(Stored dataset items)
------------------------------------------------

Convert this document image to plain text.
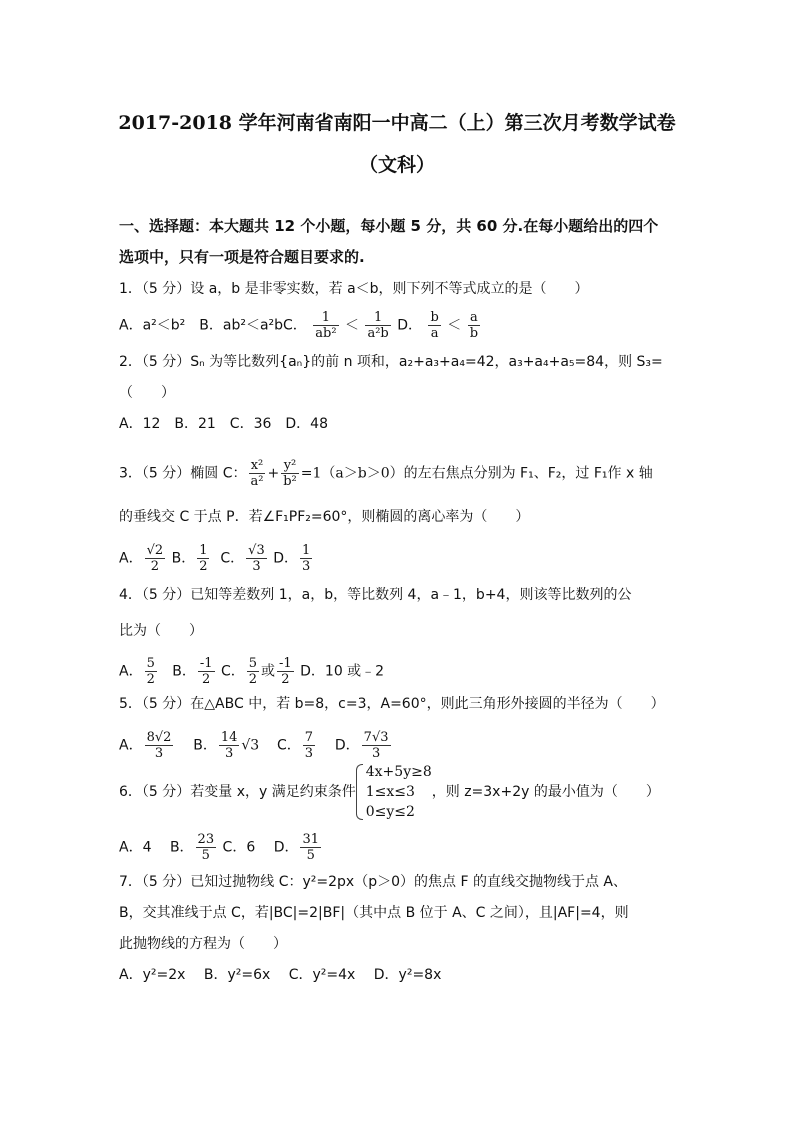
2017-2018 学年河南省南阳一中高二（上）第三次月考数学试卷
（文科）
一、选择题：本大题共 12 个小题，每小题 5 分，共 60 分.在每小题给出的四个
选项中，只有一项是符合题目要求的.
1．（5 分）设 a，b 是非零实数，若 a＜b，则下列不等式成立的是（　　）
A．a²＜b²　B．ab²＜a²bC． $\frac{1}{\text{ab²}} < \frac{1}{\text{a²b}}$ D． $\frac{b}{a} < \frac{a}{b}$
2．（5 分）Sₙ 为等比数列{aₙ}的前 n 项和，a₂+a₃+a₄=42，a₃+a₄+a₅=84，则 S₃=
（　　）
A．12　B．21　C．36　D．48
3．（5 分）椭圆 C： $\frac{\text{x²}}{\text{a²}} + \frac{\text{y²}}{\text{b²}} =1(a>b>0)$的左右焦点分别为 F₁、F₂，过 F₁作 x 轴
的垂线交 C 于点 P．若∠F₁PF₂=60°，则椭圆的离心率为（　　）
A． $\frac{√2}{2}$ B． $\frac{1}{2}$ C． $\frac{√3}{3}$ D． $\frac{1}{3}$
4．（5 分）已知等差数列 1，a，b，等比数列 4，a﹣1，b+4，则该等比数列的公
比为（　　）
A． $\frac{5}{2}$ B． $\frac{-1}{2}$ C． $\frac{5}{2}$ 或 $\frac{-1}{2}$ D．10 或﹣2
5．（5 分）在△ABC 中，若 b=8，c=3，A=60°，则此三角形外接圆的半径为（　　）
A． $\frac{8√2}{3}$ B． $\frac{14}{3} √3$ C． $\frac{7}{3}$ D． $\frac{7√3}{3}$
6．（5 分）若变量 x，y 满足约束条件
4x+5y≥8
1≤x≤3
0≤y≤2
，则 z=3x+2y 的最小值为（　　）
A．4　 B． $\frac{23}{5}$ C．6　 D． $\frac{31}{5}$
7．（5 分）已知过抛物线 C：y²=2px（p＞0）的焦点 F 的直线交抛物线于点 A、
B，交其准线于点 C，若|BC|=2|BF|（其中点 B 位于 A、C 之间），且|AF|=4，则
此抛物线的方程为（　　）
A．y²=2x　 B．y²=6x　 C．y²=4x　 D．y²=8x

------------------------------------------------

(What the exercise asks) Quote every record above exactly, omitting any pictures they contain.

(Answer for this exercise)
Convert this document image to plain text.
2017-2018 学年河南省南阳一中高二（上）第三次月考数学试卷
（文科）
一、选择题：本大题共 12 个小题，每小题 5 分，共 60 分.在每小题给出的四个
选项中，只有一项是符合题目要求的.
1．（5 分）设 a，b 是非零实数，若 a＜b，则下列不等式成立的是（　　）
A．a²＜b²　B．ab²＜a²bC． $\frac{1}{\text{ab²}} < \frac{1}{\text{a²b}}$ D． $\frac{b}{a} < \frac{a}{b}$
2．（5 分）Sₙ 为等比数列{aₙ}的前 n 项和，a₂+a₃+a₄=42，a₃+a₄+a₅=84，则 S₃=
（　　）
A．12　B．21　C．36　D．48
3．（5 分）椭圆 C： $\frac{\text{x²}}{\text{a²}} + \frac{\text{y²}}{\text{b²}} =1(a>b>0)$的左右焦点分别为 F₁、F₂，过 F₁作 x 轴
的垂线交 C 于点 P．若∠F₁PF₂=60°，则椭圆的离心率为（　　）
A． $\frac{√2}{2}$ B． $\frac{1}{2}$ C． $\frac{√3}{3}$ D． $\frac{1}{3}$
4．（5 分）已知等差数列 1，a，b，等比数列 4，a﹣1，b+4，则该等比数列的公
比为（　　）
A． $\frac{5}{2}$ B． $\frac{-1}{2}$ C． $\frac{5}{2}$ 或 $\frac{-1}{2}$ D．10 或﹣2
5．（5 分）在△ABC 中，若 b=8，c=3，A=60°，则此三角形外接圆的半径为（　　）
A． $\frac{8√2}{3}$ B． $\frac{14}{3} √3$ C． $\frac{7}{3}$ D． $\frac{7√3}{3}$
6．（5 分）若变量 x，y 满足约束条件
4x+5y≥8
1≤x≤3
0≤y≤2
，则 z=3x+2y 的最小值为（　　）
A．4　 B． $\frac{23}{5}$ C．6　 D． $\frac{31}{5}$
7．（5 分）已知过抛物线 C：y²=2px（p＞0）的焦点 F 的直线交抛物线于点 A、
B，交其准线于点 C，若|BC|=2|BF|（其中点 B 位于 A、C 之间），且|AF|=4，则
此抛物线的方程为（　　）
A．y²=2x　 B．y²=6x　 C．y²=4x　 D．y²=8x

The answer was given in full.